Copy the data below exactly.

[Figure dataset records]
::::::::

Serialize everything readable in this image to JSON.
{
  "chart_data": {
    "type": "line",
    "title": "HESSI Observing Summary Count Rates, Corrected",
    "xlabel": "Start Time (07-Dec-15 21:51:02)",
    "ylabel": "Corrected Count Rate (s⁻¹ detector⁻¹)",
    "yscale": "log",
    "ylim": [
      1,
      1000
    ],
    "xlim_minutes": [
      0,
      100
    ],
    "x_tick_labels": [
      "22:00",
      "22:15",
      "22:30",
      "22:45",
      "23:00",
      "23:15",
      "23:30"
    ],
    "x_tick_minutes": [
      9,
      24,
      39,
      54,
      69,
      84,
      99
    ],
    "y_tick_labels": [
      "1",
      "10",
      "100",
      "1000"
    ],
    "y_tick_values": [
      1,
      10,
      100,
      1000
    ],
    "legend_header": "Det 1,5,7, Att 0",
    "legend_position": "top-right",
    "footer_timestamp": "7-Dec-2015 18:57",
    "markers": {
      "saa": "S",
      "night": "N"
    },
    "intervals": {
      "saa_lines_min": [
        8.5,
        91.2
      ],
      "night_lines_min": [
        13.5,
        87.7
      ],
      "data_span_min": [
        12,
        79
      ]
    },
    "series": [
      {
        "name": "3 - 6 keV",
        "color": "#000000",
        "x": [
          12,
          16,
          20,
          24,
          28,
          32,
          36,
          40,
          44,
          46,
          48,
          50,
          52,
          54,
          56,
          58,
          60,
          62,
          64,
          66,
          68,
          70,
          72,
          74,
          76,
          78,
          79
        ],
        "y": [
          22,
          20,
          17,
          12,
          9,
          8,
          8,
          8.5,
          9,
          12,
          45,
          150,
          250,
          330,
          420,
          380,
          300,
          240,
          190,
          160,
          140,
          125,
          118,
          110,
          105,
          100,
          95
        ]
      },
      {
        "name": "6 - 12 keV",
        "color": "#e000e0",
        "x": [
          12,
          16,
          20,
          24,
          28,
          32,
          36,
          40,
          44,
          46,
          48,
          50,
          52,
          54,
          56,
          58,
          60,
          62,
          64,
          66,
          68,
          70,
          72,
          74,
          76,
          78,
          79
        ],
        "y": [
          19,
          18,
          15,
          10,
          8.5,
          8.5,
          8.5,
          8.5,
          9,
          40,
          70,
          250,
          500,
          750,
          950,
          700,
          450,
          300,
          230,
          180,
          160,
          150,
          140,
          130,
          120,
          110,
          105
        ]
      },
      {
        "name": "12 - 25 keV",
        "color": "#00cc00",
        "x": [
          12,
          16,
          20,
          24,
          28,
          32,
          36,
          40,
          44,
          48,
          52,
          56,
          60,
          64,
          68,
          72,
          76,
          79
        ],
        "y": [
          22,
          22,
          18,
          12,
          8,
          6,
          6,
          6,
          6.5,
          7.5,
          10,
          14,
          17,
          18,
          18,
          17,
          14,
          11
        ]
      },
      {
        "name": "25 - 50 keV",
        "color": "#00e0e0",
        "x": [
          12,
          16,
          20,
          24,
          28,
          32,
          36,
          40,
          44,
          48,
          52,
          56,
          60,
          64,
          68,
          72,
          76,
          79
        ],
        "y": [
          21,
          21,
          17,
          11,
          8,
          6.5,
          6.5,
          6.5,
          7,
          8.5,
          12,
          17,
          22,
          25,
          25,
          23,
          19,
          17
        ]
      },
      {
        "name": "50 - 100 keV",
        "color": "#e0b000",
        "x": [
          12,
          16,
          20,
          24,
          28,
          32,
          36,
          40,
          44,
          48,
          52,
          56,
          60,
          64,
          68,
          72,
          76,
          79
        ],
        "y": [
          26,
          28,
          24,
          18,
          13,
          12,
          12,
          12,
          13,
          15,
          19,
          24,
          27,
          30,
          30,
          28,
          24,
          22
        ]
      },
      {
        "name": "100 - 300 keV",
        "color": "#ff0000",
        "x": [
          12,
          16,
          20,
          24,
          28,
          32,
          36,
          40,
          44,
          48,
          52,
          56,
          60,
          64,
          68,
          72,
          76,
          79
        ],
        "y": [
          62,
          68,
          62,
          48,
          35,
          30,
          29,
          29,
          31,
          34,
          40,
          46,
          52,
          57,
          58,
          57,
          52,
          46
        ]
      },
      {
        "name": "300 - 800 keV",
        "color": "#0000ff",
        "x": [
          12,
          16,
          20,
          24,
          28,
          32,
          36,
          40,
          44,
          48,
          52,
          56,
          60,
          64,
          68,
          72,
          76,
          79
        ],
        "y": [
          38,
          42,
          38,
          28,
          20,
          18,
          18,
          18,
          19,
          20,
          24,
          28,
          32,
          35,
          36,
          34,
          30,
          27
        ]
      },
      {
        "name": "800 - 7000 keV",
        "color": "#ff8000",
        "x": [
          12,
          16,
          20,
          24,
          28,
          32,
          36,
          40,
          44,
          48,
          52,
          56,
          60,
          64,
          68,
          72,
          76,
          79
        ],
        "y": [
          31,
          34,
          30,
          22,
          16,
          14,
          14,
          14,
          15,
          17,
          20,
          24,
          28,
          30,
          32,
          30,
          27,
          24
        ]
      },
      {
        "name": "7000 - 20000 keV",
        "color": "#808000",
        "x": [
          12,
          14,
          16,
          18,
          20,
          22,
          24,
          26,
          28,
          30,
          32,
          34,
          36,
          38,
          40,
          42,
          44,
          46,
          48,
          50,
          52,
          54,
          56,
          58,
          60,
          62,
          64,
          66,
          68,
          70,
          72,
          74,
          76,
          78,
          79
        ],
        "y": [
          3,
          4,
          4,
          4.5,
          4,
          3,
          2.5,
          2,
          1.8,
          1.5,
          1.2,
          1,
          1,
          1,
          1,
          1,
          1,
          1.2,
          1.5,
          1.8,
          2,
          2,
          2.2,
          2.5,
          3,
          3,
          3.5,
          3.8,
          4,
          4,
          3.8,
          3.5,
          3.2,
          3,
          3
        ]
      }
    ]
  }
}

::::::::

## EXERCISE RESPONSE
Serialize everything readable in this image to JSON.
{
  "chart_data": {
    "type": "line",
    "title": "HESSI Observing Summary Count Rates, Corrected",
    "xlabel": "Start Time (07-Dec-15 21:51:02)",
    "ylabel": "Corrected Count Rate (s⁻¹ detector⁻¹)",
    "yscale": "log",
    "ylim": [
      1,
      1000
    ],
    "xlim_minutes": [
      0,
      100
    ],
    "x_tick_labels": [
      "22:00",
      "22:15",
      "22:30",
      "22:45",
      "23:00",
      "23:15",
      "23:30"
    ],
    "x_tick_minutes": [
      9,
      24,
      39,
      54,
      69,
      84,
      99
    ],
    "y_tick_labels": [
      "1",
      "10",
      "100",
      "1000"
    ],
    "y_tick_values": [
      1,
      10,
      100,
      1000
    ],
    "legend_header": "Det 1,5,7, Att 0",
    "legend_position": "top-right",
    "footer_timestamp": "7-Dec-2015 18:57",
    "markers": {
      "saa": "S",
      "night": "N"
    },
    "intervals": {
      "saa_lines_min": [
        8.5,
        91.2
      ],
      "night_lines_min": [
        13.5,
        87.7
      ],
      "data_span_min": [
        12,
        79
      ]
    },
    "series": [
      {
        "name": "3 - 6 keV",
        "color": "#000000",
        "x": [
          12,
          16,
          20,
          24,
          28,
          32,
          36,
          40,
          44,
          46,
          48,
          50,
          52,
          54,
          56,
          58,
          60,
          62,
          64,
          66,
          68,
          70,
          72,
          74,
          76,
          78,
          79
        ],
        "y": [
          22,
          20,
          17,
          12,
          9,
          8,
          8,
          8.5,
          9,
          12,
          45,
          150,
          250,
          330,
          420,
          380,
          300,
          240,
          190,
          160,
          140,
          125,
          118,
          110,
          105,
          100,
          95
        ]
      },
      {
        "name": "6 - 12 keV",
        "color": "#e000e0",
        "x": [
          12,
          16,
          20,
          24,
          28,
          32,
          36,
          40,
          44,
          46,
          48,
          50,
          52,
          54,
          56,
          58,
          60,
          62,
          64,
          66,
          68,
          70,
          72,
          74,
          76,
          78,
          79
        ],
        "y": [
          19,
          18,
          15,
          10,
          8.5,
          8.5,
          8.5,
          8.5,
          9,
          40,
          70,
          250,
          500,
          750,
          950,
          700,
          450,
          300,
          230,
          180,
          160,
          150,
          140,
          130,
          120,
          110,
          105
        ]
      },
      {
        "name": "12 - 25 keV",
        "color": "#00cc00",
        "x": [
          12,
          16,
          20,
          24,
          28,
          32,
          36,
          40,
          44,
          48,
          52,
          56,
          60,
          64,
          68,
          72,
          76,
          79
        ],
        "y": [
          22,
          22,
          18,
          12,
          8,
          6,
          6,
          6,
          6.5,
          7.5,
          10,
          14,
          17,
          18,
          18,
          17,
          14,
          11
        ]
      },
      {
        "name": "25 - 50 keV",
        "color": "#00e0e0",
        "x": [
          12,
          16,
          20,
          24,
          28,
          32,
          36,
          40,
          44,
          48,
          52,
          56,
          60,
          64,
          68,
          72,
          76,
          79
        ],
        "y": [
          21,
          21,
          17,
          11,
          8,
          6.5,
          6.5,
          6.5,
          7,
          8.5,
          12,
          17,
          22,
          25,
          25,
          23,
          19,
          17
        ]
      },
      {
        "name": "50 - 100 keV",
        "color": "#e0b000",
        "x": [
          12,
          16,
          20,
          24,
          28,
          32,
          36,
          40,
          44,
          48,
          52,
          56,
          60,
          64,
          68,
          72,
          76,
          79
        ],
        "y": [
          26,
          28,
          24,
          18,
          13,
          12,
          12,
          12,
          13,
          15,
          19,
          24,
          27,
          30,
          30,
          28,
          24,
          22
        ]
      },
      {
        "name": "100 - 300 keV",
        "color": "#ff0000",
        "x": [
          12,
          16,
          20,
          24,
          28,
          32,
          36,
          40,
          44,
          48,
          52,
          56,
          60,
          64,
          68,
          72,
          76,
          79
        ],
        "y": [
          62,
          68,
          62,
          48,
          35,
          30,
          29,
          29,
          31,
          34,
          40,
          46,
          52,
          57,
          58,
          57,
          52,
          46
        ]
      },
      {
        "name": "300 - 800 keV",
        "color": "#0000ff",
        "x": [
          12,
          16,
          20,
          24,
          28,
          32,
          36,
          40,
          44,
          48,
          52,
          56,
          60,
          64,
          68,
          72,
          76,
          79
        ],
        "y": [
          38,
          42,
          38,
          28,
          20,
          18,
          18,
          18,
          19,
          20,
          24,
          28,
          32,
          35,
          36,
          34,
          30,
          27
        ]
      },
      {
        "name": "800 - 7000 keV",
        "color": "#ff8000",
        "x": [
          12,
          16,
          20,
          24,
          28,
          32,
          36,
          40,
          44,
          48,
          52,
          56,
          60,
          64,
          68,
          72,
          76,
          79
        ],
        "y": [
          31,
          34,
          30,
          22,
          16,
          14,
          14,
          14,
          15,
          17,
          20,
          24,
          28,
          30,
          32,
          30,
          27,
          24
        ]
      },
      {
        "name": "7000 - 20000 keV",
        "color": "#808000",
        "x": [
          12,
          14,
          16,
          18,
          20,
          22,
          24,
          26,
          28,
          30,
          32,
          34,
          36,
          38,
          40,
          42,
          44,
          46,
          48,
          50,
          52,
          54,
          56,
          58,
          60,
          62,
          64,
          66,
          68,
          70,
          72,
          74,
          76,
          78,
          79
        ],
        "y": [
          3,
          4,
          4,
          4.5,
          4,
          3,
          2.5,
          2,
          1.8,
          1.5,
          1.2,
          1,
          1,
          1,
          1,
          1,
          1,
          1.2,
          1.5,
          1.8,
          2,
          2,
          2.2,
          2.5,
          3,
          3,
          3.5,
          3.8,
          4,
          4,
          3.8,
          3.5,
          3.2,
          3,
          3
        ]
      }
    ]
  }
}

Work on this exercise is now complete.